To do: All of the records listed below should be retyped exactly.

#####

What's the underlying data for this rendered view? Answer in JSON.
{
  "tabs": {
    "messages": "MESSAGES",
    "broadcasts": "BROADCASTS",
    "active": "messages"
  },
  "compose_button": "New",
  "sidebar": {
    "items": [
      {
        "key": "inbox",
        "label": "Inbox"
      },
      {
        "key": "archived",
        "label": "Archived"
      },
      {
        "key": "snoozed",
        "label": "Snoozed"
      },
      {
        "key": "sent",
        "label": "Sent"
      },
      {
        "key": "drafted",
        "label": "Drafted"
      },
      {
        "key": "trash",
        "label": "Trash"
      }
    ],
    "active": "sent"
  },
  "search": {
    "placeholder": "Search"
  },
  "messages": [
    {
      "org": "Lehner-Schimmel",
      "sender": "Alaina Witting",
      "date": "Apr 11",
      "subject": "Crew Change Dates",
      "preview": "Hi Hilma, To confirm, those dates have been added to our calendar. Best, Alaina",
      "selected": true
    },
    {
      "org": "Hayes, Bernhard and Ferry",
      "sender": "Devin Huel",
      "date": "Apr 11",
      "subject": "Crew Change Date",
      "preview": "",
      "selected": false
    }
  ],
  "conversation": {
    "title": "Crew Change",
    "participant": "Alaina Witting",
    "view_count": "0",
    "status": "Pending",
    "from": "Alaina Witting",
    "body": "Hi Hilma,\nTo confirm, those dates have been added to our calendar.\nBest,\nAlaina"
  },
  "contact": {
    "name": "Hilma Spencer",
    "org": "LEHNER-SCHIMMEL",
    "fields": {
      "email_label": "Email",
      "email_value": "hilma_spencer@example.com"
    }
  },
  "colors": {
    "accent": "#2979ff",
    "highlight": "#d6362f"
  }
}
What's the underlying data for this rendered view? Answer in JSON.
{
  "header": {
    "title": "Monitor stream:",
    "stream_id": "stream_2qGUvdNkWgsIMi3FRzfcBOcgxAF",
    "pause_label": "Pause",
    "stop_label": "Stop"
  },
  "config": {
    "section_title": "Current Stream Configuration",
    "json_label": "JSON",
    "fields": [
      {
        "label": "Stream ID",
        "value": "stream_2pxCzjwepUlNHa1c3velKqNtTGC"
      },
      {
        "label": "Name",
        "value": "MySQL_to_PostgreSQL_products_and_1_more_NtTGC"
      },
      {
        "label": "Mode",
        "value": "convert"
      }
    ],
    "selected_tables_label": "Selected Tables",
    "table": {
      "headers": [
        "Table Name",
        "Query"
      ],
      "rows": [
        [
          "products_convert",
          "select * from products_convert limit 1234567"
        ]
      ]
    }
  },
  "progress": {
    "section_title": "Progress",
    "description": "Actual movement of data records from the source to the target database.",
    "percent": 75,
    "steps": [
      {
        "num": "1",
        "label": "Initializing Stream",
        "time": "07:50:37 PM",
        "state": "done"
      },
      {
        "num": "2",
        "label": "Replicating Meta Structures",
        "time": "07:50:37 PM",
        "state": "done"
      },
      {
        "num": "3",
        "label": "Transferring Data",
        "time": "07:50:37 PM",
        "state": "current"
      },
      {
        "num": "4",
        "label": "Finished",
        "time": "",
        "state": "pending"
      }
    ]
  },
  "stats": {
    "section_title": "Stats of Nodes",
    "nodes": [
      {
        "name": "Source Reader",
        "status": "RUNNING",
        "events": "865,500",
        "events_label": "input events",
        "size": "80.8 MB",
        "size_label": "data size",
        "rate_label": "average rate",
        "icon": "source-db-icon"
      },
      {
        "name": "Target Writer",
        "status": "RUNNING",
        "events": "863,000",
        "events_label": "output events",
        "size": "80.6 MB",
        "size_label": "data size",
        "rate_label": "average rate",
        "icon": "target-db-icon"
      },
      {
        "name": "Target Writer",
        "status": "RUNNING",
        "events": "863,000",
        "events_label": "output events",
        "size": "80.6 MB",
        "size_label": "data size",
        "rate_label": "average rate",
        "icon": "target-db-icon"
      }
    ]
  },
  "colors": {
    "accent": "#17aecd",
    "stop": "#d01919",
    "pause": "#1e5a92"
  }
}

#####

Response:
What's the underlying data for this rendered view? Answer in JSON.
{
  "tabs": {
    "messages": "MESSAGES",
    "broadcasts": "BROADCASTS",
    "active": "messages"
  },
  "compose_button": "New",
  "sidebar": {
    "items": [
      {
        "key": "inbox",
        "label": "Inbox"
      },
      {
        "key": "archived",
        "label": "Archived"
      },
      {
        "key": "snoozed",
        "label": "Snoozed"
      },
      {
        "key": "sent",
        "label": "Sent"
      },
      {
        "key": "drafted",
        "label": "Drafted"
      },
      {
        "key": "trash",
        "label": "Trash"
      }
    ],
    "active": "sent"
  },
  "search": {
    "placeholder": "Search"
  },
  "messages": [
    {
      "org": "Lehner-Schimmel",
      "sender": "Alaina Witting",
      "date": "Apr 11",
      "subject": "Crew Change Dates",
      "preview": "Hi Hilma, To confirm, those dates have been added to our calendar. Best, Alaina",
      "selected": true
    },
    {
      "org": "Hayes, Bernhard and Ferry",
      "sender": "Devin Huel",
      "date": "Apr 11",
      "subject": "Crew Change Date",
      "preview": "",
      "selected": false
    }
  ],
  "conversation": {
    "title": "Crew Change",
    "participant": "Alaina Witting",
    "view_count": "0",
    "status": "Pending",
    "from": "Alaina Witting",
    "body": "Hi Hilma,\nTo confirm, those dates have been added to our calendar.\nBest,\nAlaina"
  },
  "contact": {
    "name": "Hilma Spencer",
    "org": "LEHNER-SCHIMMEL",
    "fields": {
      "email_label": "Email",
      "email_value": "hilma_spencer@example.com"
    }
  },
  "colors": {
    "accent": "#2979ff",
    "highlight": "#d6362f"
  }
}
What's the underlying data for this rendered view? Answer in JSON.
{
  "header": {
    "title": "Monitor stream:",
    "stream_id": "stream_2qGUvdNkWgsIMi3FRzfcBOcgxAF",
    "pause_label": "Pause",
    "stop_label": "Stop"
  },
  "config": {
    "section_title": "Current Stream Configuration",
    "json_label": "JSON",
    "fields": [
      {
        "label": "Stream ID",
        "value": "stream_2pxCzjwepUlNHa1c3velKqNtTGC"
      },
      {
        "label": "Name",
        "value": "MySQL_to_PostgreSQL_products_and_1_more_NtTGC"
      },
      {
        "label": "Mode",
        "value": "convert"
      }
    ],
    "selected_tables_label": "Selected Tables",
    "table": {
      "headers": [
        "Table Name",
        "Query"
      ],
      "rows": [
        [
          "products_convert",
          "select * from products_convert limit 1234567"
        ]
      ]
    }
  },
  "progress": {
    "section_title": "Progress",
    "description": "Actual movement of data records from the source to the target database.",
    "percent": 75,
    "steps": [
      {
        "num": "1",
        "label": "Initializing Stream",
        "time": "07:50:37 PM",
        "state": "done"
      },
      {
        "num": "2",
        "label": "Replicating Meta Structures",
        "time": "07:50:37 PM",
        "state": "done"
      },
      {
        "num": "3",
        "label": "Transferring Data",
        "time": "07:50:37 PM",
        "state": "current"
      },
      {
        "num": "4",
        "label": "Finished",
        "time": "",
        "state": "pending"
      }
    ]
  },
  "stats": {
    "section_title": "Stats of Nodes",
    "nodes": [
      {
        "name": "Source Reader",
        "status": "RUNNING",
        "events": "865,500",
        "events_label": "input events",
        "size": "80.8 MB",
        "size_label": "data size",
        "rate_label": "average rate",
        "icon": "source-db-icon"
      },
      {
        "name": "Target Writer",
        "status": "RUNNING",
        "events": "863,000",
        "events_label": "output events",
        "size": "80.6 MB",
        "size_label": "data size",
        "rate_label": "average rate",
        "icon": "target-db-icon"
      },
      {
        "name": "Target Writer",
        "status": "RUNNING",
        "events": "863,000",
        "events_label": "output events",
        "size": "80.6 MB",
        "size_label": "data size",
        "rate_label": "average rate",
        "icon": "target-db-icon"
      }
    ]
  },
  "colors": {
    "accent": "#17aecd",
    "stop": "#d01919",
    "pause": "#1e5a92"
  }
}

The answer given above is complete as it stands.